:: Task to carry out ::
Write out the listing below again, precisely as it is given.
Start of Record excerpts
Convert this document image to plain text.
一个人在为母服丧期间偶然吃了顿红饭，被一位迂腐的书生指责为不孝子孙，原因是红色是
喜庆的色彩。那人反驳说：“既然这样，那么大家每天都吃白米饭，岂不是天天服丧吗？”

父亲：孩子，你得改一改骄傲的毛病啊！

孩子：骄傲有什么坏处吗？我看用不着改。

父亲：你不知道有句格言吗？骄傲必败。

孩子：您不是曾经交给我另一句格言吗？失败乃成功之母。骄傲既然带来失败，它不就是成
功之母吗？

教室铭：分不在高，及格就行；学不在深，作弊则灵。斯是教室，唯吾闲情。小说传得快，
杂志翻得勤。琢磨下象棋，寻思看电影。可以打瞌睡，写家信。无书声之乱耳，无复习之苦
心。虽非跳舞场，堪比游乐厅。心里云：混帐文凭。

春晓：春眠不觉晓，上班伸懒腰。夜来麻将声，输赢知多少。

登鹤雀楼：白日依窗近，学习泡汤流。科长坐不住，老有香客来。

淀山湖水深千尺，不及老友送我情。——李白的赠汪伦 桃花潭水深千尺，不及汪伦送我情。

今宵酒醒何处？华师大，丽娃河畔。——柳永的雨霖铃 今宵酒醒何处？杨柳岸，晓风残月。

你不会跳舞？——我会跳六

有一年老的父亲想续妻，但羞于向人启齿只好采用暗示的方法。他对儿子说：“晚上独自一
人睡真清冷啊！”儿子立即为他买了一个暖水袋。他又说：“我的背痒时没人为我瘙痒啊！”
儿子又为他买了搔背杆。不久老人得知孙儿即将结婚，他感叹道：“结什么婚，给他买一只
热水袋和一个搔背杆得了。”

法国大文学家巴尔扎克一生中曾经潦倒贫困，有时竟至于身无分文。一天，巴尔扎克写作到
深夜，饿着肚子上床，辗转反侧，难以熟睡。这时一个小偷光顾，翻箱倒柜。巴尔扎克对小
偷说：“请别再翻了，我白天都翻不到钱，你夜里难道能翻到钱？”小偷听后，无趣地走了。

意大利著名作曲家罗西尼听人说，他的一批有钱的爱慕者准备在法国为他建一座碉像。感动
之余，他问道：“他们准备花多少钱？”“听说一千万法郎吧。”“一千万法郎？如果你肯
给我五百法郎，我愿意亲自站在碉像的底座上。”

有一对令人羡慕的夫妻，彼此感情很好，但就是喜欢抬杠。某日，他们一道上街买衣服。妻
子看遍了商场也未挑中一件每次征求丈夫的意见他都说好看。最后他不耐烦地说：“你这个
End of Record excerpts
:: Finished task ::
Convert this document image to plain text.
一个人在为母服丧期间偶然吃了顿红饭，被一位迂腐的书生指责为不孝子孙，原因是红色是
喜庆的色彩。那人反驳说：“既然这样，那么大家每天都吃白米饭，岂不是天天服丧吗？”

父亲：孩子，你得改一改骄傲的毛病啊！

孩子：骄傲有什么坏处吗？我看用不着改。

父亲：你不知道有句格言吗？骄傲必败。

孩子：您不是曾经交给我另一句格言吗？失败乃成功之母。骄傲既然带来失败，它不就是成
功之母吗？

教室铭：分不在高，及格就行；学不在深，作弊则灵。斯是教室，唯吾闲情。小说传得快，
杂志翻得勤。琢磨下象棋，寻思看电影。可以打瞌睡，写家信。无书声之乱耳，无复习之苦
心。虽非跳舞场，堪比游乐厅。心里云：混帐文凭。

春晓：春眠不觉晓，上班伸懒腰。夜来麻将声，输赢知多少。

登鹤雀楼：白日依窗近，学习泡汤流。科长坐不住，老有香客来。

淀山湖水深千尺，不及老友送我情。——李白的赠汪伦 桃花潭水深千尺，不及汪伦送我情。

今宵酒醒何处？华师大，丽娃河畔。——柳永的雨霖铃 今宵酒醒何处？杨柳岸，晓风残月。

你不会跳舞？——我会跳六

有一年老的父亲想续妻，但羞于向人启齿只好采用暗示的方法。他对儿子说：“晚上独自一
人睡真清冷啊！”儿子立即为他买了一个暖水袋。他又说：“我的背痒时没人为我瘙痒啊！”
儿子又为他买了搔背杆。不久老人得知孙儿即将结婚，他感叹道：“结什么婚，给他买一只
热水袋和一个搔背杆得了。”

法国大文学家巴尔扎克一生中曾经潦倒贫困，有时竟至于身无分文。一天，巴尔扎克写作到
深夜，饿着肚子上床，辗转反侧，难以熟睡。这时一个小偷光顾，翻箱倒柜。巴尔扎克对小
偷说：“请别再翻了，我白天都翻不到钱，你夜里难道能翻到钱？”小偷听后，无趣地走了。

意大利著名作曲家罗西尼听人说，他的一批有钱的爱慕者准备在法国为他建一座碉像。感动
之余，他问道：“他们准备花多少钱？”“听说一千万法郎吧。”“一千万法郎？如果你肯
给我五百法郎，我愿意亲自站在碉像的底座上。”

有一对令人羡慕的夫妻，彼此感情很好，但就是喜欢抬杠。某日，他们一道上街买衣服。妻
子看遍了商场也未挑中一件每次征求丈夫的意见他都说好看。最后他不耐烦地说：“你这个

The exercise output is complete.